#### Task goal:
Lines containing the word "arrows" should be extracted in full.

----- Task material -----

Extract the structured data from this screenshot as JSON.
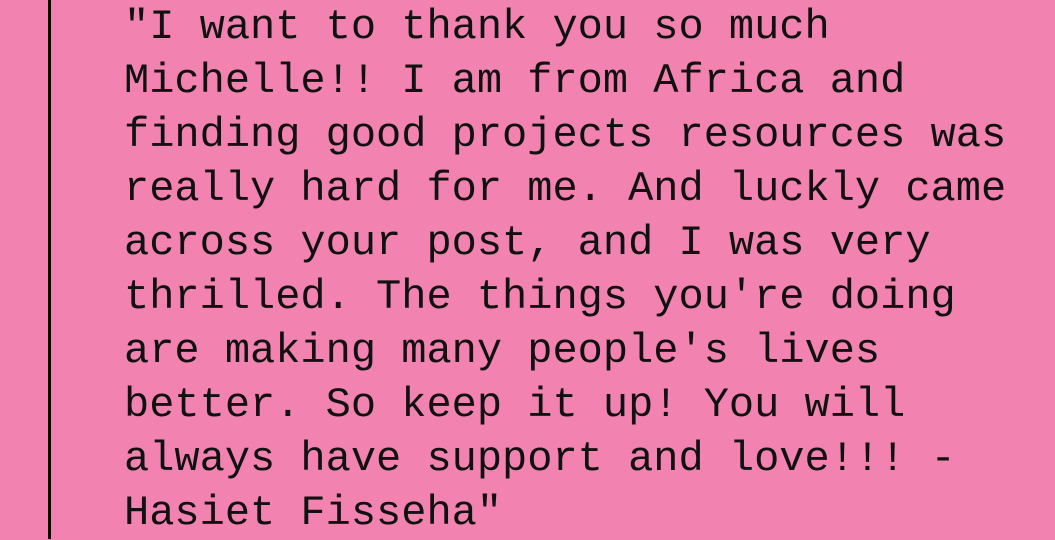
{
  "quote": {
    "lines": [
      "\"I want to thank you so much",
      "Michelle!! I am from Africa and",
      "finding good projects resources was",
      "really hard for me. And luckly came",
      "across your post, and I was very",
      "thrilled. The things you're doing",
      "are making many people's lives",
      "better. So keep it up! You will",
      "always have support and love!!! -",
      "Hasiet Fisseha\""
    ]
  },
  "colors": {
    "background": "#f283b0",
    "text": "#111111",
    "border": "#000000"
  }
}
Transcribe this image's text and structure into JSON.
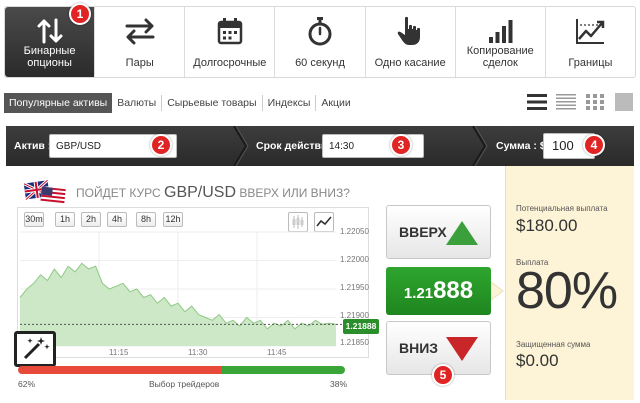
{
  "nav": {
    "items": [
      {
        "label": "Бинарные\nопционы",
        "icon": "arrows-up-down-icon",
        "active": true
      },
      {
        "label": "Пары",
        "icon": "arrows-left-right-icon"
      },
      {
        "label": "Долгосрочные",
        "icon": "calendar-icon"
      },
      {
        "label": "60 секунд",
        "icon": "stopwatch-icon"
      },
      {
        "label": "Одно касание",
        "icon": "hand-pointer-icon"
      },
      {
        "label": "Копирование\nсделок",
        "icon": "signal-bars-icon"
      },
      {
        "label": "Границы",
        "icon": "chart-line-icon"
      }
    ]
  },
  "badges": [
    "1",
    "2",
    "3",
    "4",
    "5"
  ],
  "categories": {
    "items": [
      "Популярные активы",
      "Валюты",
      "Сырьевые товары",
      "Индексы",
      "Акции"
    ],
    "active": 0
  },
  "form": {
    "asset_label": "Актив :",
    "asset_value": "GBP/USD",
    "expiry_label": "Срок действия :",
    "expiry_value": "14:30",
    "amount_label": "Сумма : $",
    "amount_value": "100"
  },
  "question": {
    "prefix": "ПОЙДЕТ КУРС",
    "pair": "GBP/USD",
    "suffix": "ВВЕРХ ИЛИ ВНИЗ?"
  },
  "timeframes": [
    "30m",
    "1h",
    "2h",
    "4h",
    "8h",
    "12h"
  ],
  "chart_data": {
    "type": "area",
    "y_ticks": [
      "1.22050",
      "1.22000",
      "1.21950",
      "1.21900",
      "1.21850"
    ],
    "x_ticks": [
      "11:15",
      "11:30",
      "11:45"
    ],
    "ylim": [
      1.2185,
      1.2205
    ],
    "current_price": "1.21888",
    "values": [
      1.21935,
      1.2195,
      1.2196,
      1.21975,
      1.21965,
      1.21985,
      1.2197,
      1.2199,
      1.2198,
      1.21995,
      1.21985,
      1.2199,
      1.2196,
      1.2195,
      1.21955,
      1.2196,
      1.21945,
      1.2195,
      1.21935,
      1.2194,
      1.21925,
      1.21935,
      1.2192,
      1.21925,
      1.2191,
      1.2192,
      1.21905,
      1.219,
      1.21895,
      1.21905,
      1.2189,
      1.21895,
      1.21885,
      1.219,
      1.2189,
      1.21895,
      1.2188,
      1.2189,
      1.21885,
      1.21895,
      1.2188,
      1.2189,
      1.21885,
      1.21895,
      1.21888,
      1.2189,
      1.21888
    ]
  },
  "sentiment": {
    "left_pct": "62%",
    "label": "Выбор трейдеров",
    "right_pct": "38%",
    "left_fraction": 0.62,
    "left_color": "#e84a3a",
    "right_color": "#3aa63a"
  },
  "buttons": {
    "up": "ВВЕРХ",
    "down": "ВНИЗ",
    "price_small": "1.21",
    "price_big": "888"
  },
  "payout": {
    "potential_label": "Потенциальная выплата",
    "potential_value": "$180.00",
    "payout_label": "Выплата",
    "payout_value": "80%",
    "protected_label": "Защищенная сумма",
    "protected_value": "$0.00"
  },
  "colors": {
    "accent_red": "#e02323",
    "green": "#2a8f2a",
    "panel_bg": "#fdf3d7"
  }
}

-----
----- Task material -----

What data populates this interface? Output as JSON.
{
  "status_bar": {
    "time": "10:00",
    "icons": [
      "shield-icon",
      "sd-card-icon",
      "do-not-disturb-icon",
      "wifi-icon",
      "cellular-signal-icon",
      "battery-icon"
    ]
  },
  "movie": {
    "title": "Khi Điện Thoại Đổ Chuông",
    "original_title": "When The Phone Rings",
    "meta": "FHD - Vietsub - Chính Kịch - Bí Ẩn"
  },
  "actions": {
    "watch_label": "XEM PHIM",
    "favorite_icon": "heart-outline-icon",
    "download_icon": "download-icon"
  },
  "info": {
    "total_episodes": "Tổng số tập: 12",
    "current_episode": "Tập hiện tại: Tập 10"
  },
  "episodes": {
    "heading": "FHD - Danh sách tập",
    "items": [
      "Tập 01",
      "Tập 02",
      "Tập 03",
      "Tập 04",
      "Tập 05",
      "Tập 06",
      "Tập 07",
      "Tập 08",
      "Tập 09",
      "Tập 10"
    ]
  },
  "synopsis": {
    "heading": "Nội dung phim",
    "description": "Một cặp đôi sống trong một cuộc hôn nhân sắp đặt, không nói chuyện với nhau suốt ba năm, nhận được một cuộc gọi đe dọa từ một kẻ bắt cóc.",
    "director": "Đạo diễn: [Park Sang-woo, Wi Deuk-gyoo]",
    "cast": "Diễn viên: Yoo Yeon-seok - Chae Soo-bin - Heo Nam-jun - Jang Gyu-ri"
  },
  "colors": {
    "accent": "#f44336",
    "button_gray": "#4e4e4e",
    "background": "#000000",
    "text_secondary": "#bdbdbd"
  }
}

-----
----- Task material -----

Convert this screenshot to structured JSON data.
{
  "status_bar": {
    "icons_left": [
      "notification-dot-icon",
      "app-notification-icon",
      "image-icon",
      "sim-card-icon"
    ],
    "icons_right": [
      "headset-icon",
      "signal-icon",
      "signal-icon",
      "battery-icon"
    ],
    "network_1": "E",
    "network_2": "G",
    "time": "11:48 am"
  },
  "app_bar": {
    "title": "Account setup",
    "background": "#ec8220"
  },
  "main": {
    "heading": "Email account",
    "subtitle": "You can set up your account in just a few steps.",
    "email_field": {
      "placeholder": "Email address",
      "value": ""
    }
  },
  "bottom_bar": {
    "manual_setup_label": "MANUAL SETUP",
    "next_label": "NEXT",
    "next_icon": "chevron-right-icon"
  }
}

-----

#### Finished exercise:
        "icon": "arrows-up-down-icon",
        "icon": "arrows-left-right-icon"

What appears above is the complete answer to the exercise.